═════ The input ═════

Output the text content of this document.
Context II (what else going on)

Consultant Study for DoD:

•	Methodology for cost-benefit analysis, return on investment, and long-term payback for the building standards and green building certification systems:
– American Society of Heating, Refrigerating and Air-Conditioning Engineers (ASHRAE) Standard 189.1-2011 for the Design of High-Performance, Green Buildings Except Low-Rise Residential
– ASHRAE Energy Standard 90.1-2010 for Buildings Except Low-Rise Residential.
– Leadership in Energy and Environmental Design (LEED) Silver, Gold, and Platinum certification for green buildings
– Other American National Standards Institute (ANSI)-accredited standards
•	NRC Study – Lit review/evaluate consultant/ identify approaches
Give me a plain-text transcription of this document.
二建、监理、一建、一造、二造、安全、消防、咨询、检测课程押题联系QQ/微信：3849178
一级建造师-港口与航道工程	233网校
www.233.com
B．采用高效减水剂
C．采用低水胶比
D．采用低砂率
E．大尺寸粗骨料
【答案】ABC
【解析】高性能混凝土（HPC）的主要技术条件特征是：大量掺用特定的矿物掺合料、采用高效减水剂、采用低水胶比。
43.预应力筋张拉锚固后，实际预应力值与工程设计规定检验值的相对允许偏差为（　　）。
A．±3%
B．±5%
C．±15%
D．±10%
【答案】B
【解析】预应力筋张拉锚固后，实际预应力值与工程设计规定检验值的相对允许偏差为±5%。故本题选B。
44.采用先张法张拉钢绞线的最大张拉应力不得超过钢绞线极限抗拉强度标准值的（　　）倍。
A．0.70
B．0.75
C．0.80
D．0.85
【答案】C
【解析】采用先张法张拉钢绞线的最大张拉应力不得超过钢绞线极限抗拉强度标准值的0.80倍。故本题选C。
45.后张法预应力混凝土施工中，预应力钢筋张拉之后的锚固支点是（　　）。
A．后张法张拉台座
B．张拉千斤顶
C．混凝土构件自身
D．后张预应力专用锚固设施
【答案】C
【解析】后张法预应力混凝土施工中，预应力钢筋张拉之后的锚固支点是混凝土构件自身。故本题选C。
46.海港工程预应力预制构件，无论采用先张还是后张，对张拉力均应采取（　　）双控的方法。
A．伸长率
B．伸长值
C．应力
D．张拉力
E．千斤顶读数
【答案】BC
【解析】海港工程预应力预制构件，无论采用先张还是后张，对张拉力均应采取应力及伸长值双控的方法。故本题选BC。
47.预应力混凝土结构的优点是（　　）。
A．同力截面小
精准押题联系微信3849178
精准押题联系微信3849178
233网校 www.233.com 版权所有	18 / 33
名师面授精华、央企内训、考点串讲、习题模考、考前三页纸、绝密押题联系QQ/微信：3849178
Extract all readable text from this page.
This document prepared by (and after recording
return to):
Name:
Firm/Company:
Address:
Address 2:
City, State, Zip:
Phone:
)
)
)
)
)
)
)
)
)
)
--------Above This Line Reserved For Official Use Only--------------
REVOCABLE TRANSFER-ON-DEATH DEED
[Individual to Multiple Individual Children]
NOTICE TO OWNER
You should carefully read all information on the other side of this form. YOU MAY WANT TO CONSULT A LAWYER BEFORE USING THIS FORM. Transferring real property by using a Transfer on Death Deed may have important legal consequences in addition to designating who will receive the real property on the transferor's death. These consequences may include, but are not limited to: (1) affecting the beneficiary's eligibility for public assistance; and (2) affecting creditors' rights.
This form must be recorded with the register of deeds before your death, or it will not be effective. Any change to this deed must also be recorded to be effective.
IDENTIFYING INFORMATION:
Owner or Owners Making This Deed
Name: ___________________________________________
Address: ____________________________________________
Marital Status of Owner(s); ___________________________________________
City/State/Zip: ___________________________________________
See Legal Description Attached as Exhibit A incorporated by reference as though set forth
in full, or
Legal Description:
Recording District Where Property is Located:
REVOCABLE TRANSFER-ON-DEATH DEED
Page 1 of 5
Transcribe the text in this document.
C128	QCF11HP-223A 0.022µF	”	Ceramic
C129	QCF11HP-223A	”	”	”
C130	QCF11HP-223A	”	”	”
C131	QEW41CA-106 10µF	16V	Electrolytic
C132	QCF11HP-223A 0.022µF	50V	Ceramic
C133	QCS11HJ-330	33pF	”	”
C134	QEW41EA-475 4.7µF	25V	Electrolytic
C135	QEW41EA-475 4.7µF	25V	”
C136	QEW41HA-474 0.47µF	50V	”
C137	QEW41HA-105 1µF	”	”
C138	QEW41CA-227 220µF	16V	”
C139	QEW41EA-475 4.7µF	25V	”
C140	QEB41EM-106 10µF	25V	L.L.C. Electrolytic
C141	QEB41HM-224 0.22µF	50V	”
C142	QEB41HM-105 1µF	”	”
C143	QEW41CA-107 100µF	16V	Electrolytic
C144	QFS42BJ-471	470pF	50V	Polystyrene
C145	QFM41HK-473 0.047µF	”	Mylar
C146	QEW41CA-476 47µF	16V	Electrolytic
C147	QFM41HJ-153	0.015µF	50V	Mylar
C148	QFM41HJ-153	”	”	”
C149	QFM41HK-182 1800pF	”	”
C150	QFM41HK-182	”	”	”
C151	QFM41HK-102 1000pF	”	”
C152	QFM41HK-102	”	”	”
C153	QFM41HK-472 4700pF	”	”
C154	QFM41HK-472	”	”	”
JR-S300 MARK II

═════

Goal of the exercise
Using the data above, repeat every line exactly.

Written response
Output the text content of this document.
Context II (what else going on)

Consultant Study for DoD:

•	Methodology for cost-benefit analysis, return on investment, and long-term payback for the building standards and green building certification systems:
– American Society of Heating, Refrigerating and Air-Conditioning Engineers (ASHRAE) Standard 189.1-2011 for the Design of High-Performance, Green Buildings Except Low-Rise Residential
– ASHRAE Energy Standard 90.1-2010 for Buildings Except Low-Rise Residential.
– Leadership in Energy and Environmental Design (LEED) Silver, Gold, and Platinum certification for green buildings
– Other American National Standards Institute (ANSI)-accredited standards
•	NRC Study – Lit review/evaluate consultant/ identify approaches
Give me a plain-text transcription of this document.
二建、监理、一建、一造、二造、安全、消防、咨询、检测课程押题联系QQ/微信：3849178
一级建造师-港口与航道工程	233网校
www.233.com
B．采用高效减水剂
C．采用低水胶比
D．采用低砂率
E．大尺寸粗骨料
【答案】ABC
【解析】高性能混凝土（HPC）的主要技术条件特征是：大量掺用特定的矿物掺合料、采用高效减水剂、采用低水胶比。
43.预应力筋张拉锚固后，实际预应力值与工程设计规定检验值的相对允许偏差为（　　）。
A．±3%
B．±5%
C．±15%
D．±10%
【答案】B
【解析】预应力筋张拉锚固后，实际预应力值与工程设计规定检验值的相对允许偏差为±5%。故本题选B。
44.采用先张法张拉钢绞线的最大张拉应力不得超过钢绞线极限抗拉强度标准值的（　　）倍。
A．0.70
B．0.75
C．0.80
D．0.85
【答案】C
【解析】采用先张法张拉钢绞线的最大张拉应力不得超过钢绞线极限抗拉强度标准值的0.80倍。故本题选C。
45.后张法预应力混凝土施工中，预应力钢筋张拉之后的锚固支点是（　　）。
A．后张法张拉台座
B．张拉千斤顶
C．混凝土构件自身
D．后张预应力专用锚固设施
【答案】C
【解析】后张法预应力混凝土施工中，预应力钢筋张拉之后的锚固支点是混凝土构件自身。故本题选C。
46.海港工程预应力预制构件，无论采用先张还是后张，对张拉力均应采取（　　）双控的方法。
A．伸长率
B．伸长值
C．应力
D．张拉力
E．千斤顶读数
【答案】BC
【解析】海港工程预应力预制构件，无论采用先张还是后张，对张拉力均应采取应力及伸长值双控的方法。故本题选BC。
47.预应力混凝土结构的优点是（　　）。
A．同力截面小
精准押题联系微信3849178
精准押题联系微信3849178
233网校 www.233.com 版权所有	18 / 33
名师面授精华、央企内训、考点串讲、习题模考、考前三页纸、绝密押题联系QQ/微信：3849178
Extract all readable text from this page.
This document prepared by (and after recording
return to):
Name:
Firm/Company:
Address:
Address 2:
City, State, Zip:
Phone:
)
)
)
)
)
)
)
)
)
)
--------Above This Line Reserved For Official Use Only--------------
REVOCABLE TRANSFER-ON-DEATH DEED
[Individual to Multiple Individual Children]
NOTICE TO OWNER
You should carefully read all information on the other side of this form. YOU MAY WANT TO CONSULT A LAWYER BEFORE USING THIS FORM. Transferring real property by using a Transfer on Death Deed may have important legal consequences in addition to designating who will receive the real property on the transferor's death. These consequences may include, but are not limited to: (1) affecting the beneficiary's eligibility for public assistance; and (2) affecting creditors' rights.
This form must be recorded with the register of deeds before your death, or it will not be effective. Any change to this deed must also be recorded to be effective.
IDENTIFYING INFORMATION:
Owner or Owners Making This Deed
Name: ___________________________________________
Address: ____________________________________________
Marital Status of Owner(s); ___________________________________________
City/State/Zip: ___________________________________________
See Legal Description Attached as Exhibit A incorporated by reference as though set forth
in full, or
Legal Description:
Recording District Where Property is Located:
REVOCABLE TRANSFER-ON-DEATH DEED
Page 1 of 5
Transcribe the text in this document.
C128	QCF11HP-223A 0.022µF	”	Ceramic
C129	QCF11HP-223A	”	”	”
C130	QCF11HP-223A	”	”	”
C131	QEW41CA-106 10µF	16V	Electrolytic
C132	QCF11HP-223A 0.022µF	50V	Ceramic
C133	QCS11HJ-330	33pF	”	”
C134	QEW41EA-475 4.7µF	25V	Electrolytic
C135	QEW41EA-475 4.7µF	25V	”
C136	QEW41HA-474 0.47µF	50V	”
C137	QEW41HA-105 1µF	”	”
C138	QEW41CA-227 220µF	16V	”
C139	QEW41EA-475 4.7µF	25V	”
C140	QEB41EM-106 10µF	25V	L.L.C. Electrolytic
C141	QEB41HM-224 0.22µF	50V	”
C142	QEB41HM-105 1µF	”	”
C143	QEW41CA-107 100µF	16V	Electrolytic
C144	QFS42BJ-471	470pF	50V	Polystyrene
C145	QFM41HK-473 0.047µF	”	Mylar
C146	QEW41CA-476 47µF	16V	Electrolytic
C147	QFM41HJ-153	0.015µF	50V	Mylar
C148	QFM41HJ-153	”	”	”
C149	QFM41HK-182 1800pF	”	”
C150	QFM41HK-182	”	”	”
C151	QFM41HK-102 1000pF	”	”
C152	QFM41HK-102	”	”	”
C153	QFM41HK-472 4700pF	”	”
C154	QFM41HK-472	”	”	”
JR-S300 MARK II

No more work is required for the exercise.